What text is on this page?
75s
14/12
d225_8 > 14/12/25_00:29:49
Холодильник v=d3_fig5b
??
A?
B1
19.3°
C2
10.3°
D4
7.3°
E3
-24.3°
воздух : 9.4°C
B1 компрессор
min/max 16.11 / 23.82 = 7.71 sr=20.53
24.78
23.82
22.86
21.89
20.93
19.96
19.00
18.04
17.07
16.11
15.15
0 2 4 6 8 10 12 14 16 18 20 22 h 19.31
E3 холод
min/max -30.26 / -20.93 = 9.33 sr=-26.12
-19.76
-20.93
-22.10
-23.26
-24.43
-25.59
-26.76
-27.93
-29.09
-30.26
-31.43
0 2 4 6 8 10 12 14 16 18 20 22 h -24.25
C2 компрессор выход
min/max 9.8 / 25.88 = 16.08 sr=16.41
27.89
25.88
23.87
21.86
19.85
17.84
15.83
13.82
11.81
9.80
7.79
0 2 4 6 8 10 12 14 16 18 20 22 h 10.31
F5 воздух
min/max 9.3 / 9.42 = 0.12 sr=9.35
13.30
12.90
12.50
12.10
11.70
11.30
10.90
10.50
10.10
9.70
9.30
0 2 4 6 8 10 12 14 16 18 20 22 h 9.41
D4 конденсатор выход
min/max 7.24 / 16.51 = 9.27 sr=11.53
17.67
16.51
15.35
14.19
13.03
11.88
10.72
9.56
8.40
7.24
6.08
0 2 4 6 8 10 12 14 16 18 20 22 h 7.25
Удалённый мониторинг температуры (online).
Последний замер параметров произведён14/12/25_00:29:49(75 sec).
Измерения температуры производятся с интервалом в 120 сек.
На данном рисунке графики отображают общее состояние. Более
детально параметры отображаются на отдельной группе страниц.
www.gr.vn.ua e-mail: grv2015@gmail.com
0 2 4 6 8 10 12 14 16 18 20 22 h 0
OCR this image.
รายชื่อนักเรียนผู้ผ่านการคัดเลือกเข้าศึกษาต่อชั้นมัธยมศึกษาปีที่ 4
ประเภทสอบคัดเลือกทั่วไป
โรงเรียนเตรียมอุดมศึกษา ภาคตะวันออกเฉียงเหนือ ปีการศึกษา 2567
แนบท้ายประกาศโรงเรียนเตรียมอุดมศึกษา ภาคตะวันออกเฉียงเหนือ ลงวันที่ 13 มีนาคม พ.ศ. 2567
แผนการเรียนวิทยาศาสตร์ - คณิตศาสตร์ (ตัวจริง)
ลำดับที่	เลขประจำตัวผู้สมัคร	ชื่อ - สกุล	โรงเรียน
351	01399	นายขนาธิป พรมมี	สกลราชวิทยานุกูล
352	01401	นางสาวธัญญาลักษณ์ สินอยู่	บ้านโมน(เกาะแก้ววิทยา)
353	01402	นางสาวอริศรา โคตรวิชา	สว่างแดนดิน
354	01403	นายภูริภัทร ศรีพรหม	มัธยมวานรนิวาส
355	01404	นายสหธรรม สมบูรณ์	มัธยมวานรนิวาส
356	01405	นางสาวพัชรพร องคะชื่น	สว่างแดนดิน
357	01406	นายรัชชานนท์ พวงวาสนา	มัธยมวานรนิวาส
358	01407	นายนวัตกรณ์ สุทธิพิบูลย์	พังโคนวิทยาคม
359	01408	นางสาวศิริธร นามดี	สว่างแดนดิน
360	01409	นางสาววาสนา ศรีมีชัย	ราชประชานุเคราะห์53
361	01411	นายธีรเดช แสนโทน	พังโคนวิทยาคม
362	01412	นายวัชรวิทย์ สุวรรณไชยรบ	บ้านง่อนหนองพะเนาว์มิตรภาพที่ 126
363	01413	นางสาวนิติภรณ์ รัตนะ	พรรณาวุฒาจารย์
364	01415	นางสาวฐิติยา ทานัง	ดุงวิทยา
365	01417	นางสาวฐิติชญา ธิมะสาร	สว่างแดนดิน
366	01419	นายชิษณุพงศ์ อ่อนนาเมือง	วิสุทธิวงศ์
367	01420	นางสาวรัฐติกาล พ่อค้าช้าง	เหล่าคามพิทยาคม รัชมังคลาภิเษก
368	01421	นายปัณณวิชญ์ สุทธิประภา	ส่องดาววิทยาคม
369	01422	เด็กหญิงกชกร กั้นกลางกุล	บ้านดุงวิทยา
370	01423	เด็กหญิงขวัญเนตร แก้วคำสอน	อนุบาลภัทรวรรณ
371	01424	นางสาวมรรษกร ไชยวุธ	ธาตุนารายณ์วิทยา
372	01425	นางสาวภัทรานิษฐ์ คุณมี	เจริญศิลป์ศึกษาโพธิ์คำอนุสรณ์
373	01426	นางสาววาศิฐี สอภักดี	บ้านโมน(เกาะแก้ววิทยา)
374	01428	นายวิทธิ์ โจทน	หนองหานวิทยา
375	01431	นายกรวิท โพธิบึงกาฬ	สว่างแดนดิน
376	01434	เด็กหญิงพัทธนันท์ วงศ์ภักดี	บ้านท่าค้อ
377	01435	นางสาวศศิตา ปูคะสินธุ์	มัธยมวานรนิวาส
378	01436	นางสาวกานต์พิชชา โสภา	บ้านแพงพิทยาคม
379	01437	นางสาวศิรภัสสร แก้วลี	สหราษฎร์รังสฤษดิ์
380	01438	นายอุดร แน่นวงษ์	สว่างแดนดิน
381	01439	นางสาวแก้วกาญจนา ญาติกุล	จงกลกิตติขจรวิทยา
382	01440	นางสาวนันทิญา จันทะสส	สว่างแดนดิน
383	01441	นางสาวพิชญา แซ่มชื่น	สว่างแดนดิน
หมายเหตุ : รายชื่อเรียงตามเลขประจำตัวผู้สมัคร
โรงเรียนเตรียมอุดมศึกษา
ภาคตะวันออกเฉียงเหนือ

------------------------------------

■ Problem description ■
Return every record, word for word.

■ Final result ■
What text is on this page?
75s
14/12
d225_8 > 14/12/25_00:29:49
Холодильник v=d3_fig5b
??
A?
B1
19.3°
C2
10.3°
D4
7.3°
E3
-24.3°
воздух : 9.4°C
B1 компрессор
min/max 16.11 / 23.82 = 7.71 sr=20.53
24.78
23.82
22.86
21.89
20.93
19.96
19.00
18.04
17.07
16.11
15.15
0 2 4 6 8 10 12 14 16 18 20 22 h 19.31
E3 холод
min/max -30.26 / -20.93 = 9.33 sr=-26.12
-19.76
-20.93
-22.10
-23.26
-24.43
-25.59
-26.76
-27.93
-29.09
-30.26
-31.43
0 2 4 6 8 10 12 14 16 18 20 22 h -24.25
C2 компрессор выход
min/max 9.8 / 25.88 = 16.08 sr=16.41
27.89
25.88
23.87
21.86
19.85
17.84
15.83
13.82
11.81
9.80
7.79
0 2 4 6 8 10 12 14 16 18 20 22 h 10.31
F5 воздух
min/max 9.3 / 9.42 = 0.12 sr=9.35
13.30
12.90
12.50
12.10
11.70
11.30
10.90
10.50
10.10
9.70
9.30
0 2 4 6 8 10 12 14 16 18 20 22 h 9.41
D4 конденсатор выход
min/max 7.24 / 16.51 = 9.27 sr=11.53
17.67
16.51
15.35
14.19
13.03
11.88
10.72
9.56
8.40
7.24
6.08
0 2 4 6 8 10 12 14 16 18 20 22 h 7.25
Удалённый мониторинг температуры (online).
Последний замер параметров произведён14/12/25_00:29:49(75 sec).
Измерения температуры производятся с интервалом в 120 сек.
На данном рисунке графики отображают общее состояние. Более
детально параметры отображаются на отдельной группе страниц.
www.gr.vn.ua e-mail: grv2015@gmail.com
0 2 4 6 8 10 12 14 16 18 20 22 h 0
OCR this image.
รายชื่อนักเรียนผู้ผ่านการคัดเลือกเข้าศึกษาต่อชั้นมัธยมศึกษาปีที่ 4
ประเภทสอบคัดเลือกทั่วไป
โรงเรียนเตรียมอุดมศึกษา ภาคตะวันออกเฉียงเหนือ ปีการศึกษา 2567
แนบท้ายประกาศโรงเรียนเตรียมอุดมศึกษา ภาคตะวันออกเฉียงเหนือ ลงวันที่ 13 มีนาคม พ.ศ. 2567
แผนการเรียนวิทยาศาสตร์ - คณิตศาสตร์ (ตัวจริง)
ลำดับที่	เลขประจำตัวผู้สมัคร	ชื่อ - สกุล	โรงเรียน
351	01399	นายขนาธิป พรมมี	สกลราชวิทยานุกูล
352	01401	นางสาวธัญญาลักษณ์ สินอยู่	บ้านโมน(เกาะแก้ววิทยา)
353	01402	นางสาวอริศรา โคตรวิชา	สว่างแดนดิน
354	01403	นายภูริภัทร ศรีพรหม	มัธยมวานรนิวาส
355	01404	นายสหธรรม สมบูรณ์	มัธยมวานรนิวาส
356	01405	นางสาวพัชรพร องคะชื่น	สว่างแดนดิน
357	01406	นายรัชชานนท์ พวงวาสนา	มัธยมวานรนิวาส
358	01407	นายนวัตกรณ์ สุทธิพิบูลย์	พังโคนวิทยาคม
359	01408	นางสาวศิริธร นามดี	สว่างแดนดิน
360	01409	นางสาววาสนา ศรีมีชัย	ราชประชานุเคราะห์53
361	01411	นายธีรเดช แสนโทน	พังโคนวิทยาคม
362	01412	นายวัชรวิทย์ สุวรรณไชยรบ	บ้านง่อนหนองพะเนาว์มิตรภาพที่ 126
363	01413	นางสาวนิติภรณ์ รัตนะ	พรรณาวุฒาจารย์
364	01415	นางสาวฐิติยา ทานัง	ดุงวิทยา
365	01417	นางสาวฐิติชญา ธิมะสาร	สว่างแดนดิน
366	01419	นายชิษณุพงศ์ อ่อนนาเมือง	วิสุทธิวงศ์
367	01420	นางสาวรัฐติกาล พ่อค้าช้าง	เหล่าคามพิทยาคม รัชมังคลาภิเษก
368	01421	นายปัณณวิชญ์ สุทธิประภา	ส่องดาววิทยาคม
369	01422	เด็กหญิงกชกร กั้นกลางกุล	บ้านดุงวิทยา
370	01423	เด็กหญิงขวัญเนตร แก้วคำสอน	อนุบาลภัทรวรรณ
371	01424	นางสาวมรรษกร ไชยวุธ	ธาตุนารายณ์วิทยา
372	01425	นางสาวภัทรานิษฐ์ คุณมี	เจริญศิลป์ศึกษาโพธิ์คำอนุสรณ์
373	01426	นางสาววาศิฐี สอภักดี	บ้านโมน(เกาะแก้ววิทยา)
374	01428	นายวิทธิ์ โจทน	หนองหานวิทยา
375	01431	นายกรวิท โพธิบึงกาฬ	สว่างแดนดิน
376	01434	เด็กหญิงพัทธนันท์ วงศ์ภักดี	บ้านท่าค้อ
377	01435	นางสาวศศิตา ปูคะสินธุ์	มัธยมวานรนิวาส
378	01436	นางสาวกานต์พิชชา โสภา	บ้านแพงพิทยาคม
379	01437	นางสาวศิรภัสสร แก้วลี	สหราษฎร์รังสฤษดิ์
380	01438	นายอุดร แน่นวงษ์	สว่างแดนดิน
381	01439	นางสาวแก้วกาญจนา ญาติกุล	จงกลกิตติขจรวิทยา
382	01440	นางสาวนันทิญา จันทะสส	สว่างแดนดิน
383	01441	นางสาวพิชญา แซ่มชื่น	สว่างแดนดิน
หมายเหตุ : รายชื่อเรียงตามเลขประจำตัวผู้สมัคร
โรงเรียนเตรียมอุดมศึกษา
ภาคตะวันออกเฉียงเหนือ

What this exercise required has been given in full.